## CHALLENGE
Exactly reproduce each record listed below.

— Begin MATERIAL PROVIDED —

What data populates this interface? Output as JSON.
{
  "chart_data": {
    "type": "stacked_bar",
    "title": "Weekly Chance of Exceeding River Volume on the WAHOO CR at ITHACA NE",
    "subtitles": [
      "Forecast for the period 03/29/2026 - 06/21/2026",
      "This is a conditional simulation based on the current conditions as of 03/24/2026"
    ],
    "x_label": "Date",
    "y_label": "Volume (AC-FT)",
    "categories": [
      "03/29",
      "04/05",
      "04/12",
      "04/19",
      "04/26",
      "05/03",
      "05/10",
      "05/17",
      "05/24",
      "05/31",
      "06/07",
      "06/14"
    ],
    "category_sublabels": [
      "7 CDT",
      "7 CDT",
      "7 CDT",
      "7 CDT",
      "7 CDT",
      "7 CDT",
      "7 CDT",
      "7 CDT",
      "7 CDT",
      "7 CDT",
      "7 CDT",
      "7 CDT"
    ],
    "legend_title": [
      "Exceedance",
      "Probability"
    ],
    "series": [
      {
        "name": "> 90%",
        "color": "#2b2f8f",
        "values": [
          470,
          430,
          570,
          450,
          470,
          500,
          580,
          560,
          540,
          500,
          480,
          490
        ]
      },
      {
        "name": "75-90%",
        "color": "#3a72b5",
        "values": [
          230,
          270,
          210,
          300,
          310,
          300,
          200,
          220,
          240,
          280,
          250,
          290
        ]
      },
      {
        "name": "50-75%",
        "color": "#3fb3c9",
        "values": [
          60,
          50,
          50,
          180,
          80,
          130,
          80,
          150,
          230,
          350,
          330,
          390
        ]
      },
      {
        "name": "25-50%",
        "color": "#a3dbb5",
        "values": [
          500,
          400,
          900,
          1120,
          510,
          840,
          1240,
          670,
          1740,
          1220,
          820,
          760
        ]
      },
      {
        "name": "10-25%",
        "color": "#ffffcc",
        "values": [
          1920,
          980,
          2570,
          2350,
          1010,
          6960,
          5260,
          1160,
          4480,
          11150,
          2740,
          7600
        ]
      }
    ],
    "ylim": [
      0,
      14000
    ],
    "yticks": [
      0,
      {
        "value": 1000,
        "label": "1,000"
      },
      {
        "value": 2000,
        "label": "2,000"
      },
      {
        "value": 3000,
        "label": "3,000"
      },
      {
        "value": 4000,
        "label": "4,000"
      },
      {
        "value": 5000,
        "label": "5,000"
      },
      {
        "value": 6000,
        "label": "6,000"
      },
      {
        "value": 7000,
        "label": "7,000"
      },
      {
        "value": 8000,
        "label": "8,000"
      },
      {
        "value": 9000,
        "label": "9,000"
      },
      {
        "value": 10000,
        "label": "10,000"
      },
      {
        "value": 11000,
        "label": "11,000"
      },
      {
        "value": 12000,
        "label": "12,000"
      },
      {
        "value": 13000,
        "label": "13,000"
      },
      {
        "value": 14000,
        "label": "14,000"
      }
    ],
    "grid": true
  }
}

— End MATERIAL PROVIDED —

## COMPLETED TASK
What data populates this interface? Output as JSON.
{
  "chart_data": {
    "type": "stacked_bar",
    "title": "Weekly Chance of Exceeding River Volume on the WAHOO CR at ITHACA NE",
    "subtitles": [
      "Forecast for the period 03/29/2026 - 06/21/2026",
      "This is a conditional simulation based on the current conditions as of 03/24/2026"
    ],
    "x_label": "Date",
    "y_label": "Volume (AC-FT)",
    "categories": [
      "03/29",
      "04/05",
      "04/12",
      "04/19",
      "04/26",
      "05/03",
      "05/10",
      "05/17",
      "05/24",
      "05/31",
      "06/07",
      "06/14"
    ],
    "category_sublabels": [
      "7 CDT",
      "7 CDT",
      "7 CDT",
      "7 CDT",
      "7 CDT",
      "7 CDT",
      "7 CDT",
      "7 CDT",
      "7 CDT",
      "7 CDT",
      "7 CDT",
      "7 CDT"
    ],
    "legend_title": [
      "Exceedance",
      "Probability"
    ],
    "series": [
      {
        "name": "> 90%",
        "color": "#2b2f8f",
        "values": [
          470,
          430,
          570,
          450,
          470,
          500,
          580,
          560,
          540,
          500,
          480,
          490
        ]
      },
      {
        "name": "75-90%",
        "color": "#3a72b5",
        "values": [
          230,
          270,
          210,
          300,
          310,
          300,
          200,
          220,
          240,
          280,
          250,
          290
        ]
      },
      {
        "name": "50-75%",
        "color": "#3fb3c9",
        "values": [
          60,
          50,
          50,
          180,
          80,
          130,
          80,
          150,
          230,
          350,
          330,
          390
        ]
      },
      {
        "name": "25-50%",
        "color": "#a3dbb5",
        "values": [
          500,
          400,
          900,
          1120,
          510,
          840,
          1240,
          670,
          1740,
          1220,
          820,
          760
        ]
      },
      {
        "name": "10-25%",
        "color": "#ffffcc",
        "values": [
          1920,
          980,
          2570,
          2350,
          1010,
          6960,
          5260,
          1160,
          4480,
          11150,
          2740,
          7600
        ]
      }
    ],
    "ylim": [
      0,
      14000
    ],
    "yticks": [
      0,
      {
        "value": 1000,
        "label": "1,000"
      },
      {
        "value": 2000,
        "label": "2,000"
      },
      {
        "value": 3000,
        "label": "3,000"
      },
      {
        "value": 4000,
        "label": "4,000"
      },
      {
        "value": 5000,
        "label": "5,000"
      },
      {
        "value": 6000,
        "label": "6,000"
      },
      {
        "value": 7000,
        "label": "7,000"
      },
      {
        "value": 8000,
        "label": "8,000"
      },
      {
        "value": 9000,
        "label": "9,000"
      },
      {
        "value": 10000,
        "label": "10,000"
      },
      {
        "value": 11000,
        "label": "11,000"
      },
      {
        "value": 12000,
        "label": "12,000"
      },
      {
        "value": 13000,
        "label": "13,000"
      },
      {
        "value": 14000,
        "label": "14,000"
      }
    ],
    "grid": true
  }
}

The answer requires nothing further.